─── Material supplied
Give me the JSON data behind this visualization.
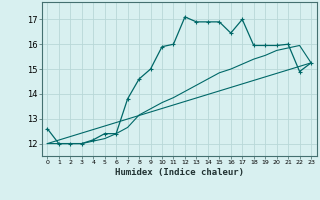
{
  "xlabel": "Humidex (Indice chaleur)",
  "bg_color": "#d8f0f0",
  "grid_color": "#b8d8d8",
  "line_color": "#006868",
  "xlim": [
    -0.5,
    23.5
  ],
  "ylim": [
    11.5,
    17.7
  ],
  "yticks": [
    12,
    13,
    14,
    15,
    16,
    17
  ],
  "xticks": [
    0,
    1,
    2,
    3,
    4,
    5,
    6,
    7,
    8,
    9,
    10,
    11,
    12,
    13,
    14,
    15,
    16,
    17,
    18,
    19,
    20,
    21,
    22,
    23
  ],
  "main_x": [
    0,
    1,
    2,
    3,
    4,
    5,
    6,
    7,
    8,
    9,
    10,
    11,
    12,
    13,
    14,
    15,
    16,
    17,
    18,
    19,
    20,
    21,
    22,
    23
  ],
  "main_y": [
    12.6,
    12.0,
    12.0,
    12.0,
    12.15,
    12.4,
    12.4,
    13.8,
    14.6,
    15.0,
    15.9,
    16.0,
    17.1,
    16.9,
    16.9,
    16.9,
    16.45,
    17.0,
    15.95,
    15.95,
    15.95,
    16.0,
    14.9,
    15.25
  ],
  "line2_x": [
    0,
    1,
    2,
    3,
    4,
    5,
    6,
    7,
    8,
    9,
    10,
    11,
    12,
    13,
    14,
    15,
    16,
    17,
    18,
    19,
    20,
    21,
    22,
    23
  ],
  "line2_y": [
    12.0,
    12.0,
    12.0,
    12.0,
    12.1,
    12.2,
    12.4,
    12.65,
    13.15,
    13.4,
    13.65,
    13.85,
    14.1,
    14.35,
    14.6,
    14.85,
    15.0,
    15.2,
    15.4,
    15.55,
    15.75,
    15.85,
    15.95,
    15.25
  ],
  "line3_x": [
    0,
    23
  ],
  "line3_y": [
    12.0,
    15.25
  ]
}
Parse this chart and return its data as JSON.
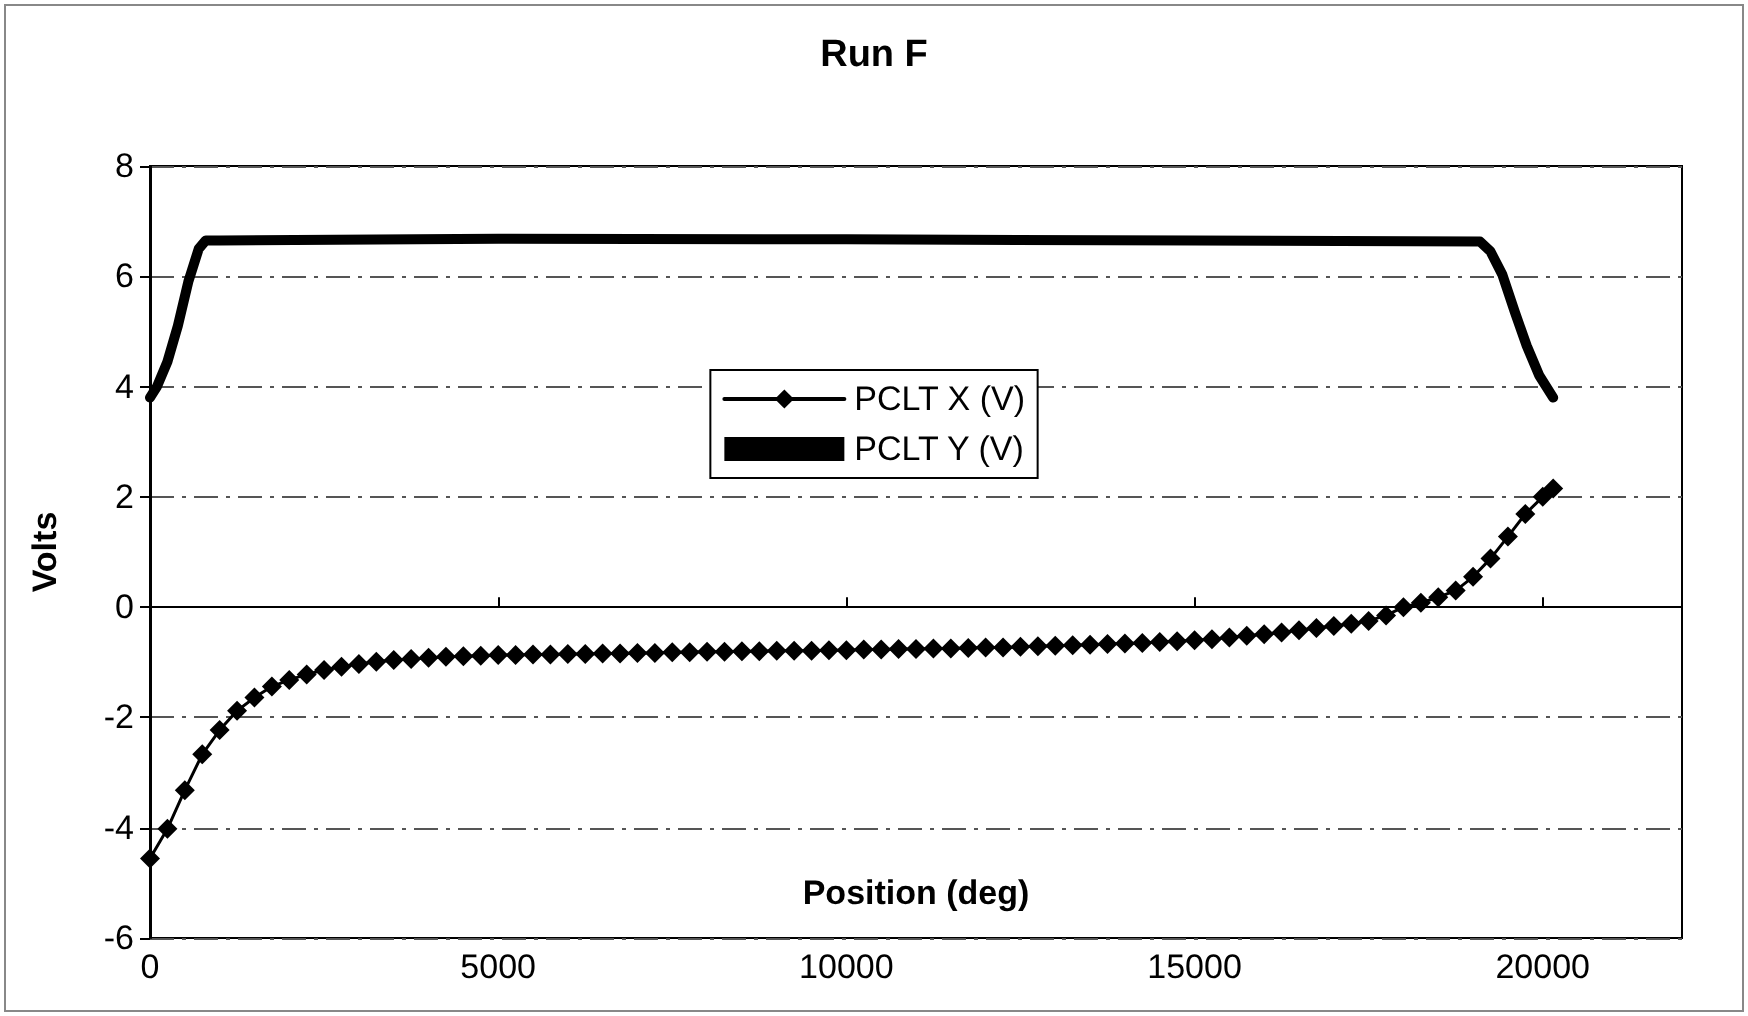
{
  "chart_data": {
    "type": "line",
    "title": "Run F",
    "xlabel": "Position (deg)",
    "ylabel": "Volts",
    "xlim": [
      0,
      22000
    ],
    "xticks": [
      0,
      5000,
      10000,
      15000,
      20000
    ],
    "ylim": [
      -6,
      8
    ],
    "yticks": [
      -6,
      -4,
      -2,
      0,
      2,
      4,
      6,
      8
    ],
    "grid": "y",
    "legend": "center",
    "line_style": "solid",
    "series": [
      {
        "name": "PCLT X (V)",
        "color": "#000000",
        "marker": "diamond",
        "x": [
          0,
          250,
          500,
          750,
          1000,
          1250,
          1500,
          1750,
          2000,
          2250,
          2500,
          2750,
          3000,
          3250,
          3500,
          3750,
          4000,
          4250,
          4500,
          4750,
          5000,
          5250,
          5500,
          5750,
          6000,
          6250,
          6500,
          6750,
          7000,
          7250,
          7500,
          7750,
          8000,
          8250,
          8500,
          8750,
          9000,
          9250,
          9500,
          9750,
          10000,
          10250,
          10500,
          10750,
          11000,
          11250,
          11500,
          11750,
          12000,
          12250,
          12500,
          12750,
          13000,
          13250,
          13500,
          13750,
          14000,
          14250,
          14500,
          14750,
          15000,
          15250,
          15500,
          15750,
          16000,
          16250,
          16500,
          16750,
          17000,
          17250,
          17500,
          17750,
          18000,
          18250,
          18500,
          18750,
          19000,
          19250,
          19500,
          19750,
          20000,
          20150
        ],
        "values": [
          -4.56,
          -4.02,
          -3.32,
          -2.67,
          -2.23,
          -1.88,
          -1.64,
          -1.44,
          -1.32,
          -1.22,
          -1.14,
          -1.08,
          -1.03,
          -0.99,
          -0.96,
          -0.94,
          -0.92,
          -0.9,
          -0.89,
          -0.88,
          -0.87,
          -0.87,
          -0.86,
          -0.86,
          -0.85,
          -0.85,
          -0.84,
          -0.84,
          -0.83,
          -0.83,
          -0.82,
          -0.82,
          -0.81,
          -0.81,
          -0.8,
          -0.8,
          -0.79,
          -0.79,
          -0.79,
          -0.78,
          -0.78,
          -0.77,
          -0.77,
          -0.76,
          -0.76,
          -0.75,
          -0.75,
          -0.74,
          -0.73,
          -0.73,
          -0.72,
          -0.71,
          -0.7,
          -0.69,
          -0.68,
          -0.67,
          -0.66,
          -0.65,
          -0.63,
          -0.62,
          -0.6,
          -0.58,
          -0.55,
          -0.52,
          -0.49,
          -0.46,
          -0.42,
          -0.38,
          -0.34,
          -0.3,
          -0.25,
          -0.15,
          0,
          0.08,
          0.18,
          0.3,
          0.55,
          0.88,
          1.28,
          1.69,
          2.0,
          2.15
        ]
      },
      {
        "name": "PCLT Y (V)",
        "color": "#000000",
        "marker": "none",
        "x": [
          0,
          100,
          250,
          400,
          550,
          700,
          800,
          1000,
          5000,
          10000,
          15000,
          19100,
          19250,
          19420,
          19600,
          19770,
          19950,
          20150
        ],
        "values": [
          3.8,
          4.0,
          4.45,
          5.1,
          5.9,
          6.5,
          6.65,
          6.65,
          6.68,
          6.67,
          6.65,
          6.63,
          6.45,
          6.03,
          5.35,
          4.74,
          4.2,
          3.8
        ]
      }
    ]
  }
}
──────
• Aim of the exercise: Skip the pictures and transcribe the rest of the records exactly.

• Written solution:
Give me the JSON data behind this visualization.
{
  "xlabel": "Humidex (Indice chaleur)",
  "bg_color": "#d8f0f0",
  "grid_color": "#b8d8d8",
  "line_color": "#006868",
  "xlim": [
    -0.5,
    23.5
  ],
  "ylim": [
    11.5,
    17.7
  ],
  "yticks": [
    12,
    13,
    14,
    15,
    16,
    17
  ],
  "xticks": [
    0,
    1,
    2,
    3,
    4,
    5,
    6,
    7,
    8,
    9,
    10,
    11,
    12,
    13,
    14,
    15,
    16,
    17,
    18,
    19,
    20,
    21,
    22,
    23
  ],
  "main_x": [
    0,
    1,
    2,
    3,
    4,
    5,
    6,
    7,
    8,
    9,
    10,
    11,
    12,
    13,
    14,
    15,
    16,
    17,
    18,
    19,
    20,
    21,
    22,
    23
  ],
  "main_y": [
    12.6,
    12.0,
    12.0,
    12.0,
    12.15,
    12.4,
    12.4,
    13.8,
    14.6,
    15.0,
    15.9,
    16.0,
    17.1,
    16.9,
    16.9,
    16.9,
    16.45,
    17.0,
    15.95,
    15.95,
    15.95,
    16.0,
    14.9,
    15.25
  ],
  "line2_x": [
    0,
    1,
    2,
    3,
    4,
    5,
    6,
    7,
    8,
    9,
    10,
    11,
    12,
    13,
    14,
    15,
    16,
    17,
    18,
    19,
    20,
    21,
    22,
    23
  ],
  "line2_y": [
    12.0,
    12.0,
    12.0,
    12.0,
    12.1,
    12.2,
    12.4,
    12.65,
    13.15,
    13.4,
    13.65,
    13.85,
    14.1,
    14.35,
    14.6,
    14.85,
    15.0,
    15.2,
    15.4,
    15.55,
    15.75,
    15.85,
    15.95,
    15.25
  ],
  "line3_x": [
    0,
    23
  ],
  "line3_y": [
    12.0,
    15.25
  ]
}
Parse this chart and return its data as JSON.
{
  "chart_data": {
    "type": "line",
    "title": "Run F",
    "xlabel": "Position (deg)",
    "ylabel": "Volts",
    "xlim": [
      0,
      22000
    ],
    "xticks": [
      0,
      5000,
      10000,
      15000,
      20000
    ],
    "ylim": [
      -6,
      8
    ],
    "yticks": [
      -6,
      -4,
      -2,
      0,
      2,
      4,
      6,
      8
    ],
    "grid": "y",
    "legend": "center",
    "line_style": "solid",
    "series": [
      {
        "name": "PCLT X (V)",
        "color": "#000000",
        "marker": "diamond",
        "x": [
          0,
          250,
          500,
          750,
          1000,
          1250,
          1500,
          1750,
          2000,
          2250,
          2500,
          2750,
          3000,
          3250,
          3500,
          3750,
          4000,
          4250,
          4500,
          4750,
          5000,
          5250,
          5500,
          5750,
          6000,
          6250,
          6500,
          6750,
          7000,
          7250,
          7500,
          7750,
          8000,
          8250,
          8500,
          8750,
          9000,
          9250,
          9500,
          9750,
          10000,
          10250,
          10500,
          10750,
          11000,
          11250,
          11500,
          11750,
          12000,
          12250,
          12500,
          12750,
          13000,
          13250,
          13500,
          13750,
          14000,
          14250,
          14500,
          14750,
          15000,
          15250,
          15500,
          15750,
          16000,
          16250,
          16500,
          16750,
          17000,
          17250,
          17500,
          17750,
          18000,
          18250,
          18500,
          18750,
          19000,
          19250,
          19500,
          19750,
          20000,
          20150
        ],
        "values": [
          -4.56,
          -4.02,
          -3.32,
          -2.67,
          -2.23,
          -1.88,
          -1.64,
          -1.44,
          -1.32,
          -1.22,
          -1.14,
          -1.08,
          -1.03,
          -0.99,
          -0.96,
          -0.94,
          -0.92,
          -0.9,
          -0.89,
          -0.88,
          -0.87,
          -0.87,
          -0.86,
          -0.86,
          -0.85,
          -0.85,
          -0.84,
          -0.84,
          -0.83,
          -0.83,
          -0.82,
          -0.82,
          -0.81,
          -0.81,
          -0.8,
          -0.8,
          -0.79,
          -0.79,
          -0.79,
          -0.78,
          -0.78,
          -0.77,
          -0.77,
          -0.76,
          -0.76,
          -0.75,
          -0.75,
          -0.74,
          -0.73,
          -0.73,
          -0.72,
          -0.71,
          -0.7,
          -0.69,
          -0.68,
          -0.67,
          -0.66,
          -0.65,
          -0.63,
          -0.62,
          -0.6,
          -0.58,
          -0.55,
          -0.52,
          -0.49,
          -0.46,
          -0.42,
          -0.38,
          -0.34,
          -0.3,
          -0.25,
          -0.15,
          0,
          0.08,
          0.18,
          0.3,
          0.55,
          0.88,
          1.28,
          1.69,
          2.0,
          2.15
        ]
      },
      {
        "name": "PCLT Y (V)",
        "color": "#000000",
        "marker": "none",
        "x": [
          0,
          100,
          250,
          400,
          550,
          700,
          800,
          1000,
          5000,
          10000,
          15000,
          19100,
          19250,
          19420,
          19600,
          19770,
          19950,
          20150
        ],
        "values": [
          3.8,
          4.0,
          4.45,
          5.1,
          5.9,
          6.5,
          6.65,
          6.65,
          6.68,
          6.67,
          6.65,
          6.63,
          6.45,
          6.03,
          5.35,
          4.74,
          4.2,
          3.8
        ]
      }
    ]
  }
}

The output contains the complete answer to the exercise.